▶ Task objective
Copy out the listing exactly.

▶ Supplied data
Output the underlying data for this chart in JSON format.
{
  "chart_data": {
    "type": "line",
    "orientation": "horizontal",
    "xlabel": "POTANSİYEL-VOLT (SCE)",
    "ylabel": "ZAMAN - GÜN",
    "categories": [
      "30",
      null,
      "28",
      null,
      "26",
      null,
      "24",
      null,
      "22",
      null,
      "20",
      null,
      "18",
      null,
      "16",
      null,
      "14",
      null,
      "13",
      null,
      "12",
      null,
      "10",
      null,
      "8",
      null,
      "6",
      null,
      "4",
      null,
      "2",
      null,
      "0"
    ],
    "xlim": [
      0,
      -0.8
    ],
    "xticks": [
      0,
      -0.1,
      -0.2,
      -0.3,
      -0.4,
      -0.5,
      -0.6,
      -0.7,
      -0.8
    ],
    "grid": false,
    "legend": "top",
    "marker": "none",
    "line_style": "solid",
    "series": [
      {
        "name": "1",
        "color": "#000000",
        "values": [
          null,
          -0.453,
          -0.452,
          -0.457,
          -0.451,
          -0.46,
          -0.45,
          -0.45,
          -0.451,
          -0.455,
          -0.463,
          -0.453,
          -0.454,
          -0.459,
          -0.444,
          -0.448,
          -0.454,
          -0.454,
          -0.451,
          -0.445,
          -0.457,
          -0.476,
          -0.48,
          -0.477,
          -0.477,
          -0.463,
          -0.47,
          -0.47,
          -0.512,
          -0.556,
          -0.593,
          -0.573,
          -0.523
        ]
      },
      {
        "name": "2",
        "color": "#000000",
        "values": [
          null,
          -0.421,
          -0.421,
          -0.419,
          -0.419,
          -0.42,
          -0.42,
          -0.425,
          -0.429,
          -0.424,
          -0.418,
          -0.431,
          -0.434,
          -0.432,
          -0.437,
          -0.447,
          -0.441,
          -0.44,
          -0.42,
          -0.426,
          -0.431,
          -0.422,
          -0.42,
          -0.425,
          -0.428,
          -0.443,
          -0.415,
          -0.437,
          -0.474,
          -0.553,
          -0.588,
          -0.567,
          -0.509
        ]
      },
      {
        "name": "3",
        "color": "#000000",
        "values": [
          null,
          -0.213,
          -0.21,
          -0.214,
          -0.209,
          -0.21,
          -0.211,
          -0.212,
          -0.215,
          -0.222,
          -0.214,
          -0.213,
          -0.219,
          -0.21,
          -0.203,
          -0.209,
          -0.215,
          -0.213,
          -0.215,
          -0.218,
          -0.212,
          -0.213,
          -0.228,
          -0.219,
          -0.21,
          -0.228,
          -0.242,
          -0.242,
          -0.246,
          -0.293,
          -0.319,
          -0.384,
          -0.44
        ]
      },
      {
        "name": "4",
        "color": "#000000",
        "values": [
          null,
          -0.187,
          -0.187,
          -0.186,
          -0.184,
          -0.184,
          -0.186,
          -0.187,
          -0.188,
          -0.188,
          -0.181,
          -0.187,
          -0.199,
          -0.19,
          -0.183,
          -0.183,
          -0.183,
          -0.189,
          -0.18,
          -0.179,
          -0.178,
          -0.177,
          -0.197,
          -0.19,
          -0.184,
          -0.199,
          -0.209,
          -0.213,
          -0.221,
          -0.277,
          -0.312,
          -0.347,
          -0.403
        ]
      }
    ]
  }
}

▶ Full answer
Output the underlying data for this chart in JSON format.
{
  "chart_data": {
    "type": "line",
    "orientation": "horizontal",
    "xlabel": "POTANSİYEL-VOLT (SCE)",
    "ylabel": "ZAMAN - GÜN",
    "categories": [
      "30",
      null,
      "28",
      null,
      "26",
      null,
      "24",
      null,
      "22",
      null,
      "20",
      null,
      "18",
      null,
      "16",
      null,
      "14",
      null,
      "13",
      null,
      "12",
      null,
      "10",
      null,
      "8",
      null,
      "6",
      null,
      "4",
      null,
      "2",
      null,
      "0"
    ],
    "xlim": [
      0,
      -0.8
    ],
    "xticks": [
      0,
      -0.1,
      -0.2,
      -0.3,
      -0.4,
      -0.5,
      -0.6,
      -0.7,
      -0.8
    ],
    "grid": false,
    "legend": "top",
    "marker": "none",
    "line_style": "solid",
    "series": [
      {
        "name": "1",
        "color": "#000000",
        "values": [
          null,
          -0.453,
          -0.452,
          -0.457,
          -0.451,
          -0.46,
          -0.45,
          -0.45,
          -0.451,
          -0.455,
          -0.463,
          -0.453,
          -0.454,
          -0.459,
          -0.444,
          -0.448,
          -0.454,
          -0.454,
          -0.451,
          -0.445,
          -0.457,
          -0.476,
          -0.48,
          -0.477,
          -0.477,
          -0.463,
          -0.47,
          -0.47,
          -0.512,
          -0.556,
          -0.593,
          -0.573,
          -0.523
        ]
      },
      {
        "name": "2",
        "color": "#000000",
        "values": [
          null,
          -0.421,
          -0.421,
          -0.419,
          -0.419,
          -0.42,
          -0.42,
          -0.425,
          -0.429,
          -0.424,
          -0.418,
          -0.431,
          -0.434,
          -0.432,
          -0.437,
          -0.447,
          -0.441,
          -0.44,
          -0.42,
          -0.426,
          -0.431,
          -0.422,
          -0.42,
          -0.425,
          -0.428,
          -0.443,
          -0.415,
          -0.437,
          -0.474,
          -0.553,
          -0.588,
          -0.567,
          -0.509
        ]
      },
      {
        "name": "3",
        "color": "#000000",
        "values": [
          null,
          -0.213,
          -0.21,
          -0.214,
          -0.209,
          -0.21,
          -0.211,
          -0.212,
          -0.215,
          -0.222,
          -0.214,
          -0.213,
          -0.219,
          -0.21,
          -0.203,
          -0.209,
          -0.215,
          -0.213,
          -0.215,
          -0.218,
          -0.212,
          -0.213,
          -0.228,
          -0.219,
          -0.21,
          -0.228,
          -0.242,
          -0.242,
          -0.246,
          -0.293,
          -0.319,
          -0.384,
          -0.44
        ]
      },
      {
        "name": "4",
        "color": "#000000",
        "values": [
          null,
          -0.187,
          -0.187,
          -0.186,
          -0.184,
          -0.184,
          -0.186,
          -0.187,
          -0.188,
          -0.188,
          -0.181,
          -0.187,
          -0.199,
          -0.19,
          -0.183,
          -0.183,
          -0.183,
          -0.189,
          -0.18,
          -0.179,
          -0.178,
          -0.177,
          -0.197,
          -0.19,
          -0.184,
          -0.199,
          -0.209,
          -0.213,
          -0.221,
          -0.277,
          -0.312,
          -0.347,
          -0.403
        ]
      }
    ]
  }
}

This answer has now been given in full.